Stored items from a collection:
____________________
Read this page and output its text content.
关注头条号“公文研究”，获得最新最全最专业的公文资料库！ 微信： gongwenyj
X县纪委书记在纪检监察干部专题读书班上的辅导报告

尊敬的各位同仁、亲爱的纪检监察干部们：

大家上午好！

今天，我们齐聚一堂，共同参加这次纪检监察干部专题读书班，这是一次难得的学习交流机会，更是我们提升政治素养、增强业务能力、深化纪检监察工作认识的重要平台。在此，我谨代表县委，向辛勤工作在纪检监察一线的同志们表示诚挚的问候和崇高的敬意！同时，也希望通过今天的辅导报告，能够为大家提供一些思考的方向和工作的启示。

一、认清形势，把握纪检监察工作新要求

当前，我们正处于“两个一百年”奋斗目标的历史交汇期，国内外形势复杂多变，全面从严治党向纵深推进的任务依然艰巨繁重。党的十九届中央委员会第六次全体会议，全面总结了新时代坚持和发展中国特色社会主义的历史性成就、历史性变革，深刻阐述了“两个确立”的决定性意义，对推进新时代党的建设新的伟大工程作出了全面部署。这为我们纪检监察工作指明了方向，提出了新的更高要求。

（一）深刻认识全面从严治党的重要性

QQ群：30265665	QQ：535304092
____________________
:: Given request ::
Restate each entry exactly, skipping none.

:: Finished task ::
Read this page and output its text content.
关注头条号“公文研究”，获得最新最全最专业的公文资料库！ 微信： gongwenyj
X县纪委书记在纪检监察干部专题读书班上的辅导报告

尊敬的各位同仁、亲爱的纪检监察干部们：

大家上午好！

今天，我们齐聚一堂，共同参加这次纪检监察干部专题读书班，这是一次难得的学习交流机会，更是我们提升政治素养、增强业务能力、深化纪检监察工作认识的重要平台。在此，我谨代表县委，向辛勤工作在纪检监察一线的同志们表示诚挚的问候和崇高的敬意！同时，也希望通过今天的辅导报告，能够为大家提供一些思考的方向和工作的启示。

一、认清形势，把握纪检监察工作新要求

当前，我们正处于“两个一百年”奋斗目标的历史交汇期，国内外形势复杂多变，全面从严治党向纵深推进的任务依然艰巨繁重。党的十九届中央委员会第六次全体会议，全面总结了新时代坚持和发展中国特色社会主义的历史性成就、历史性变革，深刻阐述了“两个确立”的决定性意义，对推进新时代党的建设新的伟大工程作出了全面部署。这为我们纪检监察工作指明了方向，提出了新的更高要求。

（一）深刻认识全面从严治党的重要性

QQ群：30265665	QQ：535304092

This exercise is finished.